Without the pictures, repeat the listing character for character.

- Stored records
--- Begin ---

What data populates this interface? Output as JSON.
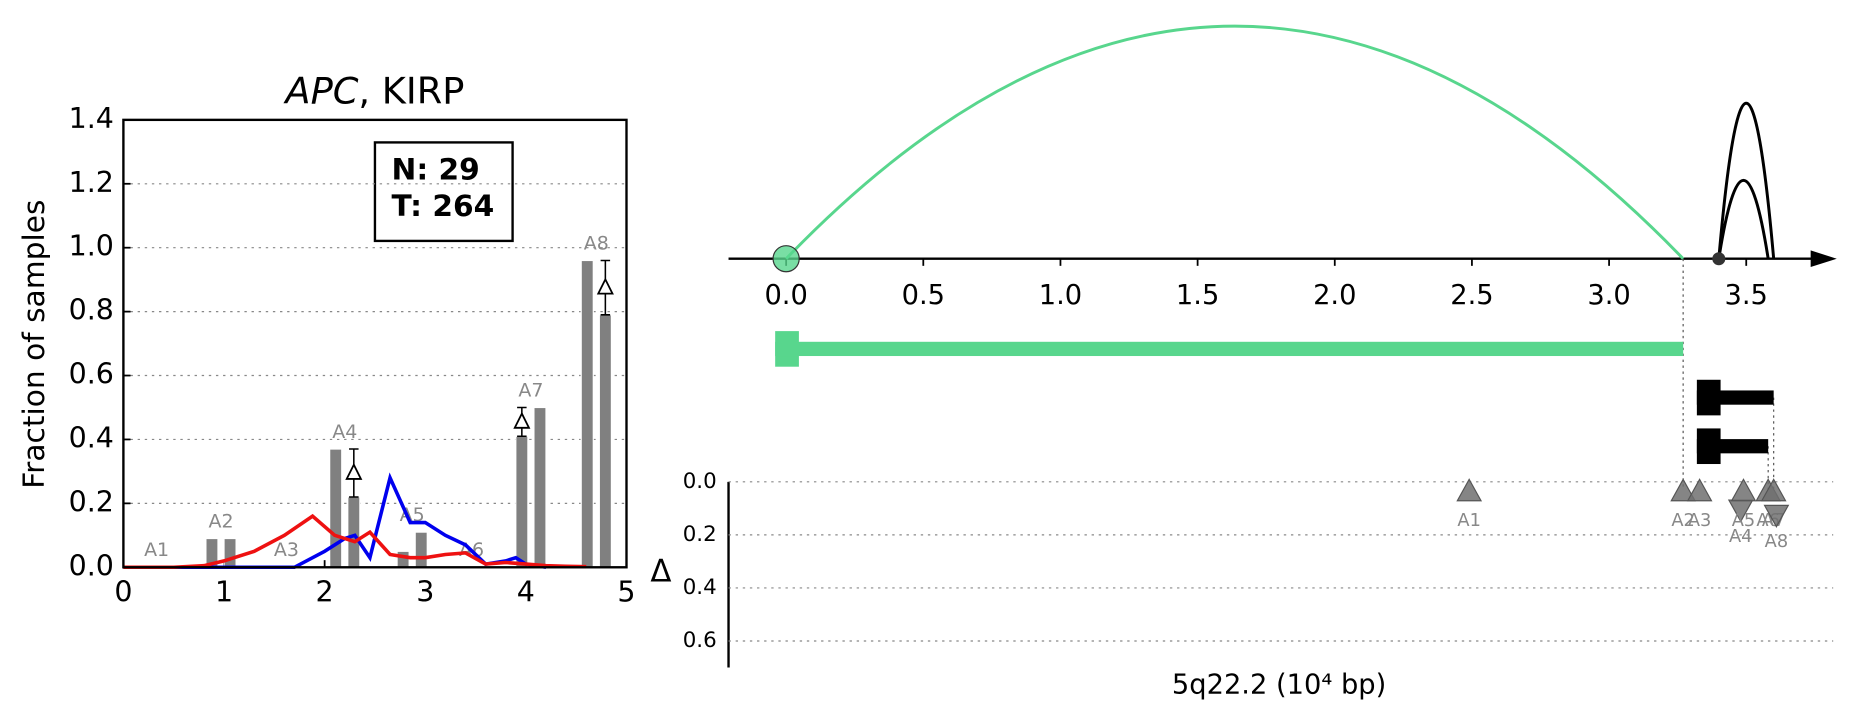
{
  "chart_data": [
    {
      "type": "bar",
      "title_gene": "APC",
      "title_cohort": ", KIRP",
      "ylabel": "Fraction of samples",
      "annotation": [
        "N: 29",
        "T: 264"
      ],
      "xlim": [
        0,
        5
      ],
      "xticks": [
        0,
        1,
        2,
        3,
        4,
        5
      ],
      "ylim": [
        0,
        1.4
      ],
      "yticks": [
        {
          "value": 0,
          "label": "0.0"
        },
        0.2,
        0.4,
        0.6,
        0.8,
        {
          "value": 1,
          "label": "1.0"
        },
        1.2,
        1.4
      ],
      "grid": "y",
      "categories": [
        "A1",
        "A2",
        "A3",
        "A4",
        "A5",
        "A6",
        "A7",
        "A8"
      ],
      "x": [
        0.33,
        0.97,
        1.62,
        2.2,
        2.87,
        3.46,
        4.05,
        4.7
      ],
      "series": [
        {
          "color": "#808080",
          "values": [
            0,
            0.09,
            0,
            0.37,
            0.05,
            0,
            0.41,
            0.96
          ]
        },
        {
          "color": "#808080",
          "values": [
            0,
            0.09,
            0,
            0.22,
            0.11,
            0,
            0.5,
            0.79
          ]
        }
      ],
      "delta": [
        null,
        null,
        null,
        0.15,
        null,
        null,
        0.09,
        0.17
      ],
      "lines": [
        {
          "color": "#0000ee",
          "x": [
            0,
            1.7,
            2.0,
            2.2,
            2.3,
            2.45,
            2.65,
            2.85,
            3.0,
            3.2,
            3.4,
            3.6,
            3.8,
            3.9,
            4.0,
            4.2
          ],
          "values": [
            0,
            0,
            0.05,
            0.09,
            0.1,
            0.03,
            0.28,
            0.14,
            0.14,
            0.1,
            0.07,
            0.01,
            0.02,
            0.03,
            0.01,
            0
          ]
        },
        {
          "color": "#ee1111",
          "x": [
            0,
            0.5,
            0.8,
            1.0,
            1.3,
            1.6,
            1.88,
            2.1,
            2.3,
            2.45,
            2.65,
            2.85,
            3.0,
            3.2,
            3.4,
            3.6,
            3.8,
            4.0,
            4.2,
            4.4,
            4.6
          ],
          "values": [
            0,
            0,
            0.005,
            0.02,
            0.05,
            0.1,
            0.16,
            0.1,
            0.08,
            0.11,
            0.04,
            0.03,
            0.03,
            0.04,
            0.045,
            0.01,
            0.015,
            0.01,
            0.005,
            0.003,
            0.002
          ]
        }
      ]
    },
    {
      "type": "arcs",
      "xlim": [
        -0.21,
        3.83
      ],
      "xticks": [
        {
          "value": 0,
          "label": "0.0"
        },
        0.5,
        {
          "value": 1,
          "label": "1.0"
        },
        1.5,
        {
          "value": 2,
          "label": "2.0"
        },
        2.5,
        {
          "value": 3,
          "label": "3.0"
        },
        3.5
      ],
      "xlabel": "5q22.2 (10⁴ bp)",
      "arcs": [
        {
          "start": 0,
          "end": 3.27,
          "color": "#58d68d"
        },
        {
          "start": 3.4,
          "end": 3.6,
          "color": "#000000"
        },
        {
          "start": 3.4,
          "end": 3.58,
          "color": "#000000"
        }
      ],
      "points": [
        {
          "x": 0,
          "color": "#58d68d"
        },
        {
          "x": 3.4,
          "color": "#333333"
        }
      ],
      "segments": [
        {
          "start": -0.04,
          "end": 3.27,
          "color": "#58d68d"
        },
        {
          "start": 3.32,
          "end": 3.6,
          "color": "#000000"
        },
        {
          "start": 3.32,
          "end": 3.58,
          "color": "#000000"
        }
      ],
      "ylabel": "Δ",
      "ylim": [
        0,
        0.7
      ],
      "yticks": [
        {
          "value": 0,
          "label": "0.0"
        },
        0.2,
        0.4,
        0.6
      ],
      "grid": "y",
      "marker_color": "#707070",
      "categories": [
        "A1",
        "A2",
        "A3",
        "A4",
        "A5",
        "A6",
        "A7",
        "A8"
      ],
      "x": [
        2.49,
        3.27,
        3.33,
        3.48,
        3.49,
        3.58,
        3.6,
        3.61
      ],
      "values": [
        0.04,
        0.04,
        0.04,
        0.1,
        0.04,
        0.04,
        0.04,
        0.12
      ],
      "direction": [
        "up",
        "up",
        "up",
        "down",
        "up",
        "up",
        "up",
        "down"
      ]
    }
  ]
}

--- End ---

- Finished task
What data populates this interface? Output as JSON.
{
  "chart_data": [
    {
      "type": "bar",
      "title_gene": "APC",
      "title_cohort": ", KIRP",
      "ylabel": "Fraction of samples",
      "annotation": [
        "N: 29",
        "T: 264"
      ],
      "xlim": [
        0,
        5
      ],
      "xticks": [
        0,
        1,
        2,
        3,
        4,
        5
      ],
      "ylim": [
        0,
        1.4
      ],
      "yticks": [
        {
          "value": 0,
          "label": "0.0"
        },
        0.2,
        0.4,
        0.6,
        0.8,
        {
          "value": 1,
          "label": "1.0"
        },
        1.2,
        1.4
      ],
      "grid": "y",
      "categories": [
        "A1",
        "A2",
        "A3",
        "A4",
        "A5",
        "A6",
        "A7",
        "A8"
      ],
      "x": [
        0.33,
        0.97,
        1.62,
        2.2,
        2.87,
        3.46,
        4.05,
        4.7
      ],
      "series": [
        {
          "color": "#808080",
          "values": [
            0,
            0.09,
            0,
            0.37,
            0.05,
            0,
            0.41,
            0.96
          ]
        },
        {
          "color": "#808080",
          "values": [
            0,
            0.09,
            0,
            0.22,
            0.11,
            0,
            0.5,
            0.79
          ]
        }
      ],
      "delta": [
        null,
        null,
        null,
        0.15,
        null,
        null,
        0.09,
        0.17
      ],
      "lines": [
        {
          "color": "#0000ee",
          "x": [
            0,
            1.7,
            2.0,
            2.2,
            2.3,
            2.45,
            2.65,
            2.85,
            3.0,
            3.2,
            3.4,
            3.6,
            3.8,
            3.9,
            4.0,
            4.2
          ],
          "values": [
            0,
            0,
            0.05,
            0.09,
            0.1,
            0.03,
            0.28,
            0.14,
            0.14,
            0.1,
            0.07,
            0.01,
            0.02,
            0.03,
            0.01,
            0
          ]
        },
        {
          "color": "#ee1111",
          "x": [
            0,
            0.5,
            0.8,
            1.0,
            1.3,
            1.6,
            1.88,
            2.1,
            2.3,
            2.45,
            2.65,
            2.85,
            3.0,
            3.2,
            3.4,
            3.6,
            3.8,
            4.0,
            4.2,
            4.4,
            4.6
          ],
          "values": [
            0,
            0,
            0.005,
            0.02,
            0.05,
            0.1,
            0.16,
            0.1,
            0.08,
            0.11,
            0.04,
            0.03,
            0.03,
            0.04,
            0.045,
            0.01,
            0.015,
            0.01,
            0.005,
            0.003,
            0.002
          ]
        }
      ]
    },
    {
      "type": "arcs",
      "xlim": [
        -0.21,
        3.83
      ],
      "xticks": [
        {
          "value": 0,
          "label": "0.0"
        },
        0.5,
        {
          "value": 1,
          "label": "1.0"
        },
        1.5,
        {
          "value": 2,
          "label": "2.0"
        },
        2.5,
        {
          "value": 3,
          "label": "3.0"
        },
        3.5
      ],
      "xlabel": "5q22.2 (10⁴ bp)",
      "arcs": [
        {
          "start": 0,
          "end": 3.27,
          "color": "#58d68d"
        },
        {
          "start": 3.4,
          "end": 3.6,
          "color": "#000000"
        },
        {
          "start": 3.4,
          "end": 3.58,
          "color": "#000000"
        }
      ],
      "points": [
        {
          "x": 0,
          "color": "#58d68d"
        },
        {
          "x": 3.4,
          "color": "#333333"
        }
      ],
      "segments": [
        {
          "start": -0.04,
          "end": 3.27,
          "color": "#58d68d"
        },
        {
          "start": 3.32,
          "end": 3.6,
          "color": "#000000"
        },
        {
          "start": 3.32,
          "end": 3.58,
          "color": "#000000"
        }
      ],
      "ylabel": "Δ",
      "ylim": [
        0,
        0.7
      ],
      "yticks": [
        {
          "value": 0,
          "label": "0.0"
        },
        0.2,
        0.4,
        0.6
      ],
      "grid": "y",
      "marker_color": "#707070",
      "categories": [
        "A1",
        "A2",
        "A3",
        "A4",
        "A5",
        "A6",
        "A7",
        "A8"
      ],
      "x": [
        2.49,
        3.27,
        3.33,
        3.48,
        3.49,
        3.58,
        3.6,
        3.61
      ],
      "values": [
        0.04,
        0.04,
        0.04,
        0.1,
        0.04,
        0.04,
        0.04,
        0.12
      ],
      "direction": [
        "up",
        "up",
        "up",
        "down",
        "up",
        "up",
        "up",
        "down"
      ]
    }
  ]
}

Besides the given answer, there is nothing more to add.